┌─ DATA IN THIS EXERCISE

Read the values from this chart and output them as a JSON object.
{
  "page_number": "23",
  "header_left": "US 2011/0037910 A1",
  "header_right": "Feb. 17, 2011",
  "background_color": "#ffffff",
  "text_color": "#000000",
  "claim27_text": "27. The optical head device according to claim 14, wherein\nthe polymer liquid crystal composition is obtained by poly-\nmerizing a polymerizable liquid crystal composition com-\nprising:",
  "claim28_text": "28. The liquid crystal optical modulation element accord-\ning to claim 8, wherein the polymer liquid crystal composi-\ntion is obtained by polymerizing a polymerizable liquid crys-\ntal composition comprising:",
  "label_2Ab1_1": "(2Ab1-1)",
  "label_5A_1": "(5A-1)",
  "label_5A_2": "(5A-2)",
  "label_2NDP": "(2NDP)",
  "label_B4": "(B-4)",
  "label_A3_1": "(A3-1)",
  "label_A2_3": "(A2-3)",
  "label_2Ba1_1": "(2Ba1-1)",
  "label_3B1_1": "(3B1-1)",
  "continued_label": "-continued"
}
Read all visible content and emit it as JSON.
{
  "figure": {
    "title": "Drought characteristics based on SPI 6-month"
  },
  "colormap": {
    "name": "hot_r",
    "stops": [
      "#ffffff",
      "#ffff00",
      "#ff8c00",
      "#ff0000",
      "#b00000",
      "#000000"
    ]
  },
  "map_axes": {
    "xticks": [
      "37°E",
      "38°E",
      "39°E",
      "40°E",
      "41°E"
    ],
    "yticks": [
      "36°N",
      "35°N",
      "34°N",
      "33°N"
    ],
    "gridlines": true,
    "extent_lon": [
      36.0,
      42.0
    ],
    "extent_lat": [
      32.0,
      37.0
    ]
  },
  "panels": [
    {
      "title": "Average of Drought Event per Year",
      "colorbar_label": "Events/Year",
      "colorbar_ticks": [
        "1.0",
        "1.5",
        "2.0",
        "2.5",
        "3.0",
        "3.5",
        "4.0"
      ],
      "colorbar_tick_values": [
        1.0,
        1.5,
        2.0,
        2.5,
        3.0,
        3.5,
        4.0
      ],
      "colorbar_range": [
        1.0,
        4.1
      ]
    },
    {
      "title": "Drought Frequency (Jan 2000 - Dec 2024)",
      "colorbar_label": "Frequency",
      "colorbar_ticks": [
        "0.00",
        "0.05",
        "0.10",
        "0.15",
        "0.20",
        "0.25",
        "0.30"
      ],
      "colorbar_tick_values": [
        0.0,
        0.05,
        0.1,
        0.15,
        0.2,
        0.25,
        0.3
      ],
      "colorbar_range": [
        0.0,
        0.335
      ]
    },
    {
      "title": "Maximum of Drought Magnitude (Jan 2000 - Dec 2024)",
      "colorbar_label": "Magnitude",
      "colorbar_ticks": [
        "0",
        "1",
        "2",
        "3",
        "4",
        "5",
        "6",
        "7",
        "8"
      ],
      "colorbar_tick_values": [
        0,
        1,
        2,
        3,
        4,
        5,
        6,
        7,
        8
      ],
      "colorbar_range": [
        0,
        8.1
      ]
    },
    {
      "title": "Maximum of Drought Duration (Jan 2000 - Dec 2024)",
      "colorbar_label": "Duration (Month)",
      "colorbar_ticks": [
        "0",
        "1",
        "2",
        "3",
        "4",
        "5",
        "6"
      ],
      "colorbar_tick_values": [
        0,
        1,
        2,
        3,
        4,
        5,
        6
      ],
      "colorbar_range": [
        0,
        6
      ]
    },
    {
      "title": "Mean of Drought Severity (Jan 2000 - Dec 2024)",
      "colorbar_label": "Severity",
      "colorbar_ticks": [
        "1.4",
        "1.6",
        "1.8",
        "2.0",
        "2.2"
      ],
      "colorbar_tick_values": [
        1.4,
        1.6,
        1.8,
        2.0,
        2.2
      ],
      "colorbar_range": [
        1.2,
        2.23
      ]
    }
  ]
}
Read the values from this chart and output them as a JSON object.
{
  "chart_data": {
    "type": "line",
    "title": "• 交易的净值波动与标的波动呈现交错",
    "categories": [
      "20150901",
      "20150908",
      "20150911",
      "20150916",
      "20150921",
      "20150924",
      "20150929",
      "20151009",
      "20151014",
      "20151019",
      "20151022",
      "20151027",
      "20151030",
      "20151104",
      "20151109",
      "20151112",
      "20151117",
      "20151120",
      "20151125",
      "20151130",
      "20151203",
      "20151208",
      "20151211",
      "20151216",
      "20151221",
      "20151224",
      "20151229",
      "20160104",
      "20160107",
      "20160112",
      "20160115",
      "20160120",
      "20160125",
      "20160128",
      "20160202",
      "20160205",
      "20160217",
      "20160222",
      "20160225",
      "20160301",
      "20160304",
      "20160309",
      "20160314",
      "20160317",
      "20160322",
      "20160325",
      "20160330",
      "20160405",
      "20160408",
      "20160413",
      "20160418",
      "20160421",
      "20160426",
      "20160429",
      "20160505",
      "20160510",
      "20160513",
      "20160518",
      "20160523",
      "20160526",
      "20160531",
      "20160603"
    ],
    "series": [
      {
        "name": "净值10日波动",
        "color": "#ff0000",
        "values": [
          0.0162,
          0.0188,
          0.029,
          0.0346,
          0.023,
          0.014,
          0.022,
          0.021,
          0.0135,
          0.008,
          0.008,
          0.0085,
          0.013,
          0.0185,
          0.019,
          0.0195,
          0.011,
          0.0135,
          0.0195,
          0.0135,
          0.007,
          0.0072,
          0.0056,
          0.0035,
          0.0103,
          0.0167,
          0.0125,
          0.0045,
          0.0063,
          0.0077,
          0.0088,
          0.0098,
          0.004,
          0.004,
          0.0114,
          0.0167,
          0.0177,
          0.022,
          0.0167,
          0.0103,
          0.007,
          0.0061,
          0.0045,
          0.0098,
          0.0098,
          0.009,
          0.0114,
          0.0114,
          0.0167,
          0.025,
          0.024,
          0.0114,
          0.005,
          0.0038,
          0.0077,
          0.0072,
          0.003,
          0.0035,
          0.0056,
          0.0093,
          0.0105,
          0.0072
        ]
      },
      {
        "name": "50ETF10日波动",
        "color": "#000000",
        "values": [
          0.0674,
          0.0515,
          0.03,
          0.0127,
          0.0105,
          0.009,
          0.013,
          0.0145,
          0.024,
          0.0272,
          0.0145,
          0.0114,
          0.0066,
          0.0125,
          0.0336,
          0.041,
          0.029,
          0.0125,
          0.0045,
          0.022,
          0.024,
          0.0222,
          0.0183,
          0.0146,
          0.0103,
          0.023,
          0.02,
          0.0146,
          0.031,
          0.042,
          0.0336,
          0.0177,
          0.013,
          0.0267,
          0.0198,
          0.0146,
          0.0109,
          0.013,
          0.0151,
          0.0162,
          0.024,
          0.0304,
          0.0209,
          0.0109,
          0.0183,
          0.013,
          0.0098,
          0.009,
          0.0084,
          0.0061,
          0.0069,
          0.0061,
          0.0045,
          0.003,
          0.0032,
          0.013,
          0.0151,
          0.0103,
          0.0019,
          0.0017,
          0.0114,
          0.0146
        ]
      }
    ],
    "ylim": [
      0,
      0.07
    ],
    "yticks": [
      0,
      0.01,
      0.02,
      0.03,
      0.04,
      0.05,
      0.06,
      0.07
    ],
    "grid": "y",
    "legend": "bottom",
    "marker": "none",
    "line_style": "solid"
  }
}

└─

AIM OF THE EXERCISE: Return every line in the listing that contains the word "crystal".

COMPLETE OUTPUT:
  "claim27_text": "27. The optical head device according to claim 14, wherein\nthe polymer liquid crystal composition is obtained by poly-\nmerizing a polymerizable liquid crystal composition com-\nprising:",
  "claim28_text": "28. The liquid crystal optical modulation element accord-\ning to claim 8, wherein the polymer liquid crystal composi-\ntion is obtained by polymerizing a polymerizable liquid crys-\ntal composition comprising:",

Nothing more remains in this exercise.